**WHAT NEEDS TO BE DONE**:
From the listing below, pull out every line where the string "name" appears.

[START]

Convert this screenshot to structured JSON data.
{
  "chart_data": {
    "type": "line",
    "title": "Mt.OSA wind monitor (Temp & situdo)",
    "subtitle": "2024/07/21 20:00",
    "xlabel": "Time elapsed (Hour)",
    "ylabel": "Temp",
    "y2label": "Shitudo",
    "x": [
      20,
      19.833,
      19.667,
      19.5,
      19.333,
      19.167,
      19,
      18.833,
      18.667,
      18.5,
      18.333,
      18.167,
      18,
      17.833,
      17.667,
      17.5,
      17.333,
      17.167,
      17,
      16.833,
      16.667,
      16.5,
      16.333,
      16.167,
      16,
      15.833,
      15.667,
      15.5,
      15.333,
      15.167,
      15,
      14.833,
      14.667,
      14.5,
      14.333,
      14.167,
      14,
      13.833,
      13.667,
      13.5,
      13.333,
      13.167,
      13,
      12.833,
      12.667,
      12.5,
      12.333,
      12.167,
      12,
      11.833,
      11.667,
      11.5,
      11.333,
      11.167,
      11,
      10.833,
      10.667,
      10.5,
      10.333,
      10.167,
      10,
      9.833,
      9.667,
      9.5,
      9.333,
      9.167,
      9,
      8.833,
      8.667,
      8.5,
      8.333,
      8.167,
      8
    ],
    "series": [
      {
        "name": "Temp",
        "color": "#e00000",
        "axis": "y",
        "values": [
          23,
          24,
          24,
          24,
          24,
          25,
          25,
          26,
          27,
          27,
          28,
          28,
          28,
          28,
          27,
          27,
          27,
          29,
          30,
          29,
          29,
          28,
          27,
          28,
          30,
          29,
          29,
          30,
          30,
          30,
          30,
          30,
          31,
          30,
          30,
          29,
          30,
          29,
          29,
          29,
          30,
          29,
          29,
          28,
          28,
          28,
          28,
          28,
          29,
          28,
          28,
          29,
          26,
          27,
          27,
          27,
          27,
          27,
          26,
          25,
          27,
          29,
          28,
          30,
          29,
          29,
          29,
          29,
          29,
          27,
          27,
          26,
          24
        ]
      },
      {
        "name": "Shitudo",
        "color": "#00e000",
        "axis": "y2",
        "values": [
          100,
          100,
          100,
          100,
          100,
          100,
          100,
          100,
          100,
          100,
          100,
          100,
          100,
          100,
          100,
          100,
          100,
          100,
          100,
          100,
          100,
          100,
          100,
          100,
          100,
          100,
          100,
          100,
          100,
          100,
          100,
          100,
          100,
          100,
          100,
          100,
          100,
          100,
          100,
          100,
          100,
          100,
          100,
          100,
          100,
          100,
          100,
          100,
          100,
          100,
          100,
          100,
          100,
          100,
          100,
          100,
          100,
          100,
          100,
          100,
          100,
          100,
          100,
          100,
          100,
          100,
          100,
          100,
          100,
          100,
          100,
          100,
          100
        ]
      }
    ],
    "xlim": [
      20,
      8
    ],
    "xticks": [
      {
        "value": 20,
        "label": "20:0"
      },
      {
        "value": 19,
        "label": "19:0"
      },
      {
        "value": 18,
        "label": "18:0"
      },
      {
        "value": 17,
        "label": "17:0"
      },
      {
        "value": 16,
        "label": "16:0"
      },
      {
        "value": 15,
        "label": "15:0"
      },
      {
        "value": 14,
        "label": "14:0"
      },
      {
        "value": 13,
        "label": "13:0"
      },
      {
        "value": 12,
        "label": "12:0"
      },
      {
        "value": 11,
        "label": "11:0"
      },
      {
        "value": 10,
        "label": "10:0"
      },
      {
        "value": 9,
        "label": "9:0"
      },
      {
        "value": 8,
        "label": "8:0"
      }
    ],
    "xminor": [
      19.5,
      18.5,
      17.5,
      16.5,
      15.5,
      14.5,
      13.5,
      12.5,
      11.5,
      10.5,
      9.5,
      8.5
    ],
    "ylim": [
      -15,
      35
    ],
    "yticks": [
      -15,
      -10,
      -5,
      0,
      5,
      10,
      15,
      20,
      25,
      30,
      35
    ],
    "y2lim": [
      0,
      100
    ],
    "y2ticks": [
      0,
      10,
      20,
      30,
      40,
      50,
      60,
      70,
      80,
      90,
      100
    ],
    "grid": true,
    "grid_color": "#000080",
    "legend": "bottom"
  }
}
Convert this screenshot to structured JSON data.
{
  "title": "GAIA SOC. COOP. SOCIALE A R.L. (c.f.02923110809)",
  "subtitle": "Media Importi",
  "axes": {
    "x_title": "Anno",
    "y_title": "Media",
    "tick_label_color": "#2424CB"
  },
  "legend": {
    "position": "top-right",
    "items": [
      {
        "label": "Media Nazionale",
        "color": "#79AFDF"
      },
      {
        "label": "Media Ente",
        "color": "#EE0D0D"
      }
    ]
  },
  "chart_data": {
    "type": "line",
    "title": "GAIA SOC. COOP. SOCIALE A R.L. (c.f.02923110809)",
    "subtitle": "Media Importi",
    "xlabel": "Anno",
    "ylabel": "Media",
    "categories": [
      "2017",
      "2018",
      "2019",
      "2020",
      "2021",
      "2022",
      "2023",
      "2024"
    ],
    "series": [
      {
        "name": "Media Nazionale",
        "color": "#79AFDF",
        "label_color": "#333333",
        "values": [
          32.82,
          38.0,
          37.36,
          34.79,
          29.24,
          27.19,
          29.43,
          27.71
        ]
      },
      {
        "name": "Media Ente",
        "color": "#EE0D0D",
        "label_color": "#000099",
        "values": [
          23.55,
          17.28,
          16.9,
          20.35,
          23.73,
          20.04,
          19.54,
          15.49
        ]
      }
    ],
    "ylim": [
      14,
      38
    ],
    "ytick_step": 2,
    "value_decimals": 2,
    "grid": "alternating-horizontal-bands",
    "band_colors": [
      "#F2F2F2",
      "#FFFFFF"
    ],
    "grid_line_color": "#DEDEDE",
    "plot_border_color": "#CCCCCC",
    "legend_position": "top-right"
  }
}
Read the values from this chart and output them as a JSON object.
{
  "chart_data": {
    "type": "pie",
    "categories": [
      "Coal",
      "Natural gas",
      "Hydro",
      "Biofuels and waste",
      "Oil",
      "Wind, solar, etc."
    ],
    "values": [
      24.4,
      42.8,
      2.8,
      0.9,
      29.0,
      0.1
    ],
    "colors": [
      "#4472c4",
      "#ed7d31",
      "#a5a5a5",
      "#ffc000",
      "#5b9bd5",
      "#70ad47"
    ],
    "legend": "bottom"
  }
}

[END]

**ANSWER TO THE EXERCISE**:
        "name": "Temp",
        "name": "Shitudo",
        "name": "Media Nazionale",
        "name": "Media Ente",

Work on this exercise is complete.